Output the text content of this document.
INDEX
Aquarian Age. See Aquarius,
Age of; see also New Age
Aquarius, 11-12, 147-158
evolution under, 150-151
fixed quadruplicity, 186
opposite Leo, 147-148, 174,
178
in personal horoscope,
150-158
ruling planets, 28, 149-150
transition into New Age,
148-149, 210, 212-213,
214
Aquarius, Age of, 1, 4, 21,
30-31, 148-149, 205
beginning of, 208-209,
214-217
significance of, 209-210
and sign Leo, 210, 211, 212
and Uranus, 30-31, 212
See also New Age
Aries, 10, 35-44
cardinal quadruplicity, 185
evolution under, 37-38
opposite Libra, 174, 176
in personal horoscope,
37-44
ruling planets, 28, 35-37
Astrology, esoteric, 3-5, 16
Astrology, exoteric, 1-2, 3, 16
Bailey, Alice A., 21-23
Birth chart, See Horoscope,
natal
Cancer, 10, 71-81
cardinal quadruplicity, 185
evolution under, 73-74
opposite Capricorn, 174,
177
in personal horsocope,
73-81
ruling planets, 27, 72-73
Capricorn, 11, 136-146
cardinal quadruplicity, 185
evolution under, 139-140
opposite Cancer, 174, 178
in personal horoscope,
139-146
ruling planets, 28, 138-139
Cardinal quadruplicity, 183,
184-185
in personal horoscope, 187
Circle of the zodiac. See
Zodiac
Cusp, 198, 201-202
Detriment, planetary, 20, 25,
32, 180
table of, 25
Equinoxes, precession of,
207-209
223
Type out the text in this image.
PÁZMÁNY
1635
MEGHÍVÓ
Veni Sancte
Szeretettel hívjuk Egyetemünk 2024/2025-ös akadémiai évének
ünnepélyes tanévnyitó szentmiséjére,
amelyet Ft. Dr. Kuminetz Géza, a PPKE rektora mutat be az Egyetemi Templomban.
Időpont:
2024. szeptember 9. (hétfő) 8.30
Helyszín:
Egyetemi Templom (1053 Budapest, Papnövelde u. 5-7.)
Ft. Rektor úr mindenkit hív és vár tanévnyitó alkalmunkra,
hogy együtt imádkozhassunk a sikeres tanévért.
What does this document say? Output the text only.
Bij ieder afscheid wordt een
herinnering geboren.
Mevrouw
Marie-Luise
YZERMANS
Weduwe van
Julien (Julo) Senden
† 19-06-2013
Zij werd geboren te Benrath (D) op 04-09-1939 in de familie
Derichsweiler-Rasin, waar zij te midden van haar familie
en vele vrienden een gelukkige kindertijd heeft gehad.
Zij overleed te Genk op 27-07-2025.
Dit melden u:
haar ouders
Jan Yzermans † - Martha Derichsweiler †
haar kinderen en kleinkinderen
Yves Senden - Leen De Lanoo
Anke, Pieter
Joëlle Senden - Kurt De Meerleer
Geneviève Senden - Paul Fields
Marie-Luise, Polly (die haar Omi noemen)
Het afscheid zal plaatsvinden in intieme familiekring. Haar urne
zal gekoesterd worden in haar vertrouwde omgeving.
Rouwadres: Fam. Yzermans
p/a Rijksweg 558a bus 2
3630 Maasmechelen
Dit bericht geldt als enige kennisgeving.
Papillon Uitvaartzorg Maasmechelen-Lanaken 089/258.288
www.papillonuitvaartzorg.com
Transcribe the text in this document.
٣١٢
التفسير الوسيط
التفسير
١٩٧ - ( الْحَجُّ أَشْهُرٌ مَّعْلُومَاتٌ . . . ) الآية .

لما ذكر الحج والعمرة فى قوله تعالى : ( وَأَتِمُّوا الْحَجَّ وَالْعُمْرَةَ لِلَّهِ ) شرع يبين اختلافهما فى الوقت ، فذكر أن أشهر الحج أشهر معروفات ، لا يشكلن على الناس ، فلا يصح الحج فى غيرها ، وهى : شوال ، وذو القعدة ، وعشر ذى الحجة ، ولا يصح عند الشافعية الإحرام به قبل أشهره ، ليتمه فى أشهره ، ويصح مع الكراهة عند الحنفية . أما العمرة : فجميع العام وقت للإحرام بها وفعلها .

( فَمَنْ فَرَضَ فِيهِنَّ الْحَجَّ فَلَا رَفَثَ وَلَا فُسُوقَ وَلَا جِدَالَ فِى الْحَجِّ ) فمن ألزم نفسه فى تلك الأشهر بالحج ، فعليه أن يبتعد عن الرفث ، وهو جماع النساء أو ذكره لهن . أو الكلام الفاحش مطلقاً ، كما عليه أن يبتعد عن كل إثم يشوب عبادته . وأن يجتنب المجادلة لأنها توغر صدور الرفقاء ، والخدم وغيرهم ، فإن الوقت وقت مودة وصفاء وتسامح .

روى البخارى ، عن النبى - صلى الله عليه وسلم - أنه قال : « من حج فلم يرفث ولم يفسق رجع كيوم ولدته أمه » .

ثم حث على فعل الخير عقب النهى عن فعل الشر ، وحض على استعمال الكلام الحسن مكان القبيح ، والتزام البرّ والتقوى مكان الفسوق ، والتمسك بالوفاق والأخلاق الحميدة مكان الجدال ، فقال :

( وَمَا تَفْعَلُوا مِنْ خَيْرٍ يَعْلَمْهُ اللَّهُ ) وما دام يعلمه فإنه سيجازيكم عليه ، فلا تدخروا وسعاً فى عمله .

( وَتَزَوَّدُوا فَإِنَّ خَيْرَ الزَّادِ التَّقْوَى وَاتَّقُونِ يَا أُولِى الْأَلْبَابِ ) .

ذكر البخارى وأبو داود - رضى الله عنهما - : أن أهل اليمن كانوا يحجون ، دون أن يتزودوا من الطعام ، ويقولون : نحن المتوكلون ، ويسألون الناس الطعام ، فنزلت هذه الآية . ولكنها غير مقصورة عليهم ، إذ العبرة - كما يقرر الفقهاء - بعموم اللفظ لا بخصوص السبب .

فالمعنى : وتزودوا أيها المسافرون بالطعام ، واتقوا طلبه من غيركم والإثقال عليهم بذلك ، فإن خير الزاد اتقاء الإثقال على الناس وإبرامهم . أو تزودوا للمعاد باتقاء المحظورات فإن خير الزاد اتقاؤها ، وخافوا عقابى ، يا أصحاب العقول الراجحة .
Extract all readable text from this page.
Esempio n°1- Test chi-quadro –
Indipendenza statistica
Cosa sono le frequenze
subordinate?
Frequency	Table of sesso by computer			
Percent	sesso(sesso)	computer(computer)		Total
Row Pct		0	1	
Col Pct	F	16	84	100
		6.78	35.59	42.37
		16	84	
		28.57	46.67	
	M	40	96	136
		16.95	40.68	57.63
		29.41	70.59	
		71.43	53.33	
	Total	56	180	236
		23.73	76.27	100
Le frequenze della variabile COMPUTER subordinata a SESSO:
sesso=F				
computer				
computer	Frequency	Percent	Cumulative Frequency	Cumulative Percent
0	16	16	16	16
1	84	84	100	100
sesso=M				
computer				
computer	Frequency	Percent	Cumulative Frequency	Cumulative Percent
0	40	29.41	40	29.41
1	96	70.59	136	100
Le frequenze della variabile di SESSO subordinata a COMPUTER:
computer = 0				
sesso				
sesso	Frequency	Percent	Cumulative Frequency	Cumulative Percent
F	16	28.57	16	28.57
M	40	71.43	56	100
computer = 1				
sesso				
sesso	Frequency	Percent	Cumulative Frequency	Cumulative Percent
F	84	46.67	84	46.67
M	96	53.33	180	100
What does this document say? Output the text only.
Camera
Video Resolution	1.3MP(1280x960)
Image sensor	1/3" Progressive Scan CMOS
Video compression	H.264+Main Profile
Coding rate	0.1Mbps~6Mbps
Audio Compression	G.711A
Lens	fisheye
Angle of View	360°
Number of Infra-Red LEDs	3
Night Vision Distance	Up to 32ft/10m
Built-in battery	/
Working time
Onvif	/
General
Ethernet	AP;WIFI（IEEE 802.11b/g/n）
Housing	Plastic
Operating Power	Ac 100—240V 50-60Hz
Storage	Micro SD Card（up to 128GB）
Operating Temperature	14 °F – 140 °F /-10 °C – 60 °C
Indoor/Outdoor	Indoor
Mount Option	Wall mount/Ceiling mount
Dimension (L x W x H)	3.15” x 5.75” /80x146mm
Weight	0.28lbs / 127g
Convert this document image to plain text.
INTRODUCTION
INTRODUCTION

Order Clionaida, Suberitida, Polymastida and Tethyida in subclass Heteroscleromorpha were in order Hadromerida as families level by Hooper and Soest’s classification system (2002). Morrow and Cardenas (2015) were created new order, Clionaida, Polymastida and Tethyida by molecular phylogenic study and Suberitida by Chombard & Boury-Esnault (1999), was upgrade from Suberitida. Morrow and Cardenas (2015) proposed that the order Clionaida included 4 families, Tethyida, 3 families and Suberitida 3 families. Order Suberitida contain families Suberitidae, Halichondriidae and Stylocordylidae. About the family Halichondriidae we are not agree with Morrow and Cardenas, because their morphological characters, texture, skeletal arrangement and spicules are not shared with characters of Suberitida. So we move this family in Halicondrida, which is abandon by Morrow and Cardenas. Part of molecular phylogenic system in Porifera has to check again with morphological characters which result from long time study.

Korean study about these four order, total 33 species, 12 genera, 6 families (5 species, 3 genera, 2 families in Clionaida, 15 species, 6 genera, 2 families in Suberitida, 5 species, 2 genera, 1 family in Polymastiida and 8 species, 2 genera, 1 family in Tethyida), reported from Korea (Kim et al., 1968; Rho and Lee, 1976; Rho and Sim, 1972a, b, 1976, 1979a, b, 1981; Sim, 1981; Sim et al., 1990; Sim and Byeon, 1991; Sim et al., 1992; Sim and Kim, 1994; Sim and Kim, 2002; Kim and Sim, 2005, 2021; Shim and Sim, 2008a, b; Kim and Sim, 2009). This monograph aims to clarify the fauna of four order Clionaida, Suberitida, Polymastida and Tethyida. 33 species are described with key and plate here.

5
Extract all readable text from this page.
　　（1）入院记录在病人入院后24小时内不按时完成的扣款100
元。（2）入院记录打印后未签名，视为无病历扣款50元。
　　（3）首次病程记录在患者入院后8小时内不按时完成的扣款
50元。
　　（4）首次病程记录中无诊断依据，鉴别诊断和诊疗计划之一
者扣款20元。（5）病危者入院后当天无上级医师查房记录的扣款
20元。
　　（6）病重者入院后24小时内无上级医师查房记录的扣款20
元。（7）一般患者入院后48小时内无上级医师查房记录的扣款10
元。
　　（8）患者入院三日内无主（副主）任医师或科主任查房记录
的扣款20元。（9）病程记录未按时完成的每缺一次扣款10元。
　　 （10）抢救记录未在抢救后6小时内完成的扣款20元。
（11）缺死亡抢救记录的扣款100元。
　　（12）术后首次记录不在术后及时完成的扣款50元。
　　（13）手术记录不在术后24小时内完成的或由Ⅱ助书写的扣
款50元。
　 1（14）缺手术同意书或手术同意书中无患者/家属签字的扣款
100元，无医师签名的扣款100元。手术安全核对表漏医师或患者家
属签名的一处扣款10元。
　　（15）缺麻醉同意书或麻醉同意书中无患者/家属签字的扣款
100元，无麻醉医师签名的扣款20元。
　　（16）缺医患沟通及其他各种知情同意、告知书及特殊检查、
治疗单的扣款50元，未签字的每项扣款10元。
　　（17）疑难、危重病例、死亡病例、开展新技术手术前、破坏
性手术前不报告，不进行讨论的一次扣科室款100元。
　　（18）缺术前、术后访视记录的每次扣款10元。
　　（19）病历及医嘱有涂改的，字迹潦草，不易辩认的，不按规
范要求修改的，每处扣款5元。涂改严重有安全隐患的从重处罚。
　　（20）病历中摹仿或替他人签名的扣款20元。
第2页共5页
---------------
= What is being asked =
Check each line above for the word "البخارى", and copy the lines where it appears.

= Exercise solution =
روى البخارى ، عن النبى - صلى الله عليه وسلم - أنه قال : « من حج فلم يرفث ولم يفسق رجع كيوم ولدته أمه » .
ذكر البخارى وأبو داود - رضى الله عنهما - : أن أهل اليمن كانوا يحجون ، دون أن يتزودوا من الطعام ، ويقولون : نحن المتوكلون ، ويسألون الناس الطعام ، فنزلت هذه الآية . ولكنها غير مقصورة عليهم ، إذ العبرة - كما يقرر الفقهاء - بعموم اللفظ لا بخصوص السبب .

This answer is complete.